= Given problem =
Every line of the records must be repeated exactly; pictures stay out.

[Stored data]
_ _ _

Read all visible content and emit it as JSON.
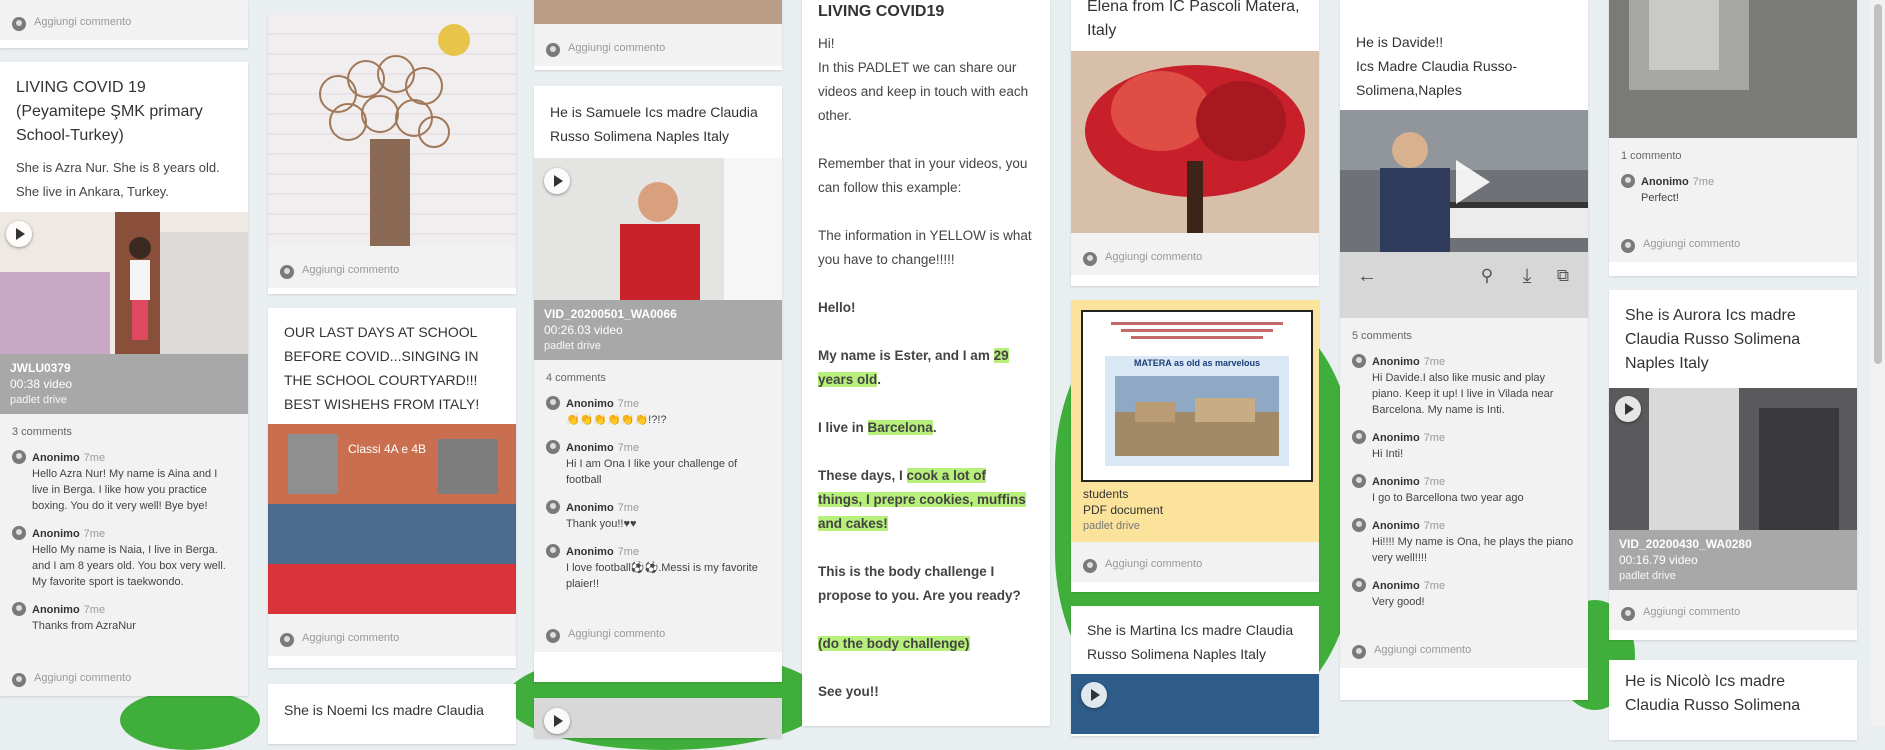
{
  "ui": {
    "add_comment": "Aggiungi commento",
    "author": "Anonimo",
    "time": "7me"
  },
  "col1": {
    "top_add": "Aggiungi commento",
    "title": "LIVING COVID 19 (Peyamitepe ŞMK primary School-Turkey)",
    "body": "She is Azra Nur. She is 8 years old. She live in Ankara, Turkey.",
    "attachment": {
      "name": "JWLU0379",
      "sub": "00:38 video",
      "src": "padlet drive"
    },
    "comment_count": "3 comments",
    "comments": [
      {
        "text": "Hello Azra Nur! My name is Aina and I live in Berga. I like how you practice boxing. You do it very well! Bye bye!"
      },
      {
        "text": "Hello My name is Naia, I live in Berga. and I am 8 years old. You box very well. My favorite sport is taekwondo."
      },
      {
        "text": "Thanks from AzraNur"
      }
    ]
  },
  "col2": {
    "title": "OUR LAST DAYS AT SCHOOL BEFORE COVID...SINGING IN THE SCHOOL COURTYARD!!! BEST WISHEHS FROM ITALY!",
    "photo_caption": "Classi 4A e 4B",
    "next_title": "She is Noemi Ics madre Claudia"
  },
  "col3": {
    "title": "He is Samuele Ics madre Claudia Russo Solimena Naples Italy",
    "attachment": {
      "name": "VID_20200501_WA0066",
      "sub": "00:26.03 video",
      "src": "padlet drive"
    },
    "comment_count": "4 comments",
    "comments": [
      {
        "text": "👏👏👏👏👏👏!?!?"
      },
      {
        "text": "Hi I am Ona I like your challenge of football"
      },
      {
        "text": "Thank you!!♥♥"
      },
      {
        "text": "I love football⚽⚽.Messi is my favorite plaier!!"
      }
    ]
  },
  "col4": {
    "title": "LIVING COVID19",
    "p1": "Hi!",
    "p2": "In this PADLET we can share our videos and keep in touch with each other.",
    "p3": "Remember that in your videos, you can follow this example:",
    "p4": "The information in YELLOW is what you have to change!!!!!",
    "p5": "Hello!",
    "p6a": "My name is Ester, and I am ",
    "p6b": "29 years old",
    "p6c": ".",
    "p7a": "I live in ",
    "p7b": "Barcelona",
    "p7c": ".",
    "p8a": "These days, I ",
    "p8b": "cook a lot of things, I prepre cookies, muffins and cakes!",
    "p9": "This is the body challenge I propose to you. Are you ready?",
    "p10": "(do the body challenge)",
    "p11": "See you!!"
  },
  "col5": {
    "title": "Elena from IC Pascoli Matera, Italy",
    "doc_heading": "MATERA as old as marvelous",
    "attachment": {
      "name": "students",
      "sub": "PDF document",
      "src": "padlet drive"
    },
    "title2": "She is Martina Ics madre Claudia Russo Solimena Naples Italy"
  },
  "col6": {
    "title": "He is Davide!!",
    "subtitle": "Ics Madre Claudia Russo-Solimena,Naples",
    "comment_count": "5 comments",
    "comments": [
      {
        "text": "Hi Davide.I also like music and play piano. Keep it up! I live in Vilada near Barcelona. My name is Inti."
      },
      {
        "text": "Hi Inti!"
      },
      {
        "text": "I go to Barcellona two year ago"
      },
      {
        "text": "Hi!!!! My name is Ona, he plays the piano very well!!!!"
      },
      {
        "text": "Very good!"
      }
    ]
  },
  "col7": {
    "comment_count": "1 commento",
    "comments": [
      {
        "text": "Perfect!"
      }
    ],
    "title": "She is Aurora Ics madre Claudia Russo Solimena Naples Italy",
    "attachment": {
      "name": "VID_20200430_WA0280",
      "sub": "00:16.79 video",
      "src": "padlet drive"
    },
    "title2": "He is Nicolò Ics madre Claudia Russo Solimena"
  },
  "colors": {
    "green_bg": "#3fae3a",
    "highlight": "#b6f07a",
    "attach_bg": "#a8a8a8"
  }
}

_ _ _

= Written answer =
Read all visible content and emit it as JSON.
{
  "ui": {
    "add_comment": "Aggiungi commento",
    "author": "Anonimo",
    "time": "7me"
  },
  "col1": {
    "top_add": "Aggiungi commento",
    "title": "LIVING COVID 19 (Peyamitepe ŞMK primary School-Turkey)",
    "body": "She is Azra Nur. She is 8 years old. She live in Ankara, Turkey.",
    "attachment": {
      "name": "JWLU0379",
      "sub": "00:38 video",
      "src": "padlet drive"
    },
    "comment_count": "3 comments",
    "comments": [
      {
        "text": "Hello Azra Nur! My name is Aina and I live in Berga. I like how you practice boxing. You do it very well! Bye bye!"
      },
      {
        "text": "Hello My name is Naia, I live in Berga. and I am 8 years old. You box very well. My favorite sport is taekwondo."
      },
      {
        "text": "Thanks from AzraNur"
      }
    ]
  },
  "col2": {
    "title": "OUR LAST DAYS AT SCHOOL BEFORE COVID...SINGING IN THE SCHOOL COURTYARD!!! BEST WISHEHS FROM ITALY!",
    "photo_caption": "Classi 4A e 4B",
    "next_title": "She is Noemi Ics madre Claudia"
  },
  "col3": {
    "title": "He is Samuele Ics madre Claudia Russo Solimena Naples Italy",
    "attachment": {
      "name": "VID_20200501_WA0066",
      "sub": "00:26.03 video",
      "src": "padlet drive"
    },
    "comment_count": "4 comments",
    "comments": [
      {
        "text": "👏👏👏👏👏👏!?!?"
      },
      {
        "text": "Hi I am Ona I like your challenge of football"
      },
      {
        "text": "Thank you!!♥♥"
      },
      {
        "text": "I love football⚽⚽.Messi is my favorite plaier!!"
      }
    ]
  },
  "col4": {
    "title": "LIVING COVID19",
    "p1": "Hi!",
    "p2": "In this PADLET we can share our videos and keep in touch with each other.",
    "p3": "Remember that in your videos, you can follow this example:",
    "p4": "The information in YELLOW is what you have to change!!!!!",
    "p5": "Hello!",
    "p6a": "My name is Ester, and I am ",
    "p6b": "29 years old",
    "p6c": ".",
    "p7a": "I live in ",
    "p7b": "Barcelona",
    "p7c": ".",
    "p8a": "These days, I ",
    "p8b": "cook a lot of things, I prepre cookies, muffins and cakes!",
    "p9": "This is the body challenge I propose to you. Are you ready?",
    "p10": "(do the body challenge)",
    "p11": "See you!!"
  },
  "col5": {
    "title": "Elena from IC Pascoli Matera, Italy",
    "doc_heading": "MATERA as old as marvelous",
    "attachment": {
      "name": "students",
      "sub": "PDF document",
      "src": "padlet drive"
    },
    "title2": "She is Martina Ics madre Claudia Russo Solimena Naples Italy"
  },
  "col6": {
    "title": "He is Davide!!",
    "subtitle": "Ics Madre Claudia Russo-Solimena,Naples",
    "comment_count": "5 comments",
    "comments": [
      {
        "text": "Hi Davide.I also like music and play piano. Keep it up! I live in Vilada near Barcelona. My name is Inti."
      },
      {
        "text": "Hi Inti!"
      },
      {
        "text": "I go to Barcellona two year ago"
      },
      {
        "text": "Hi!!!! My name is Ona, he plays the piano very well!!!!"
      },
      {
        "text": "Very good!"
      }
    ]
  },
  "col7": {
    "comment_count": "1 commento",
    "comments": [
      {
        "text": "Perfect!"
      }
    ],
    "title": "She is Aurora Ics madre Claudia Russo Solimena Naples Italy",
    "attachment": {
      "name": "VID_20200430_WA0280",
      "sub": "00:16.79 video",
      "src": "padlet drive"
    },
    "title2": "He is Nicolò Ics madre Claudia Russo Solimena"
  },
  "colors": {
    "green_bg": "#3fae3a",
    "highlight": "#b6f07a",
    "attach_bg": "#a8a8a8"
  }
}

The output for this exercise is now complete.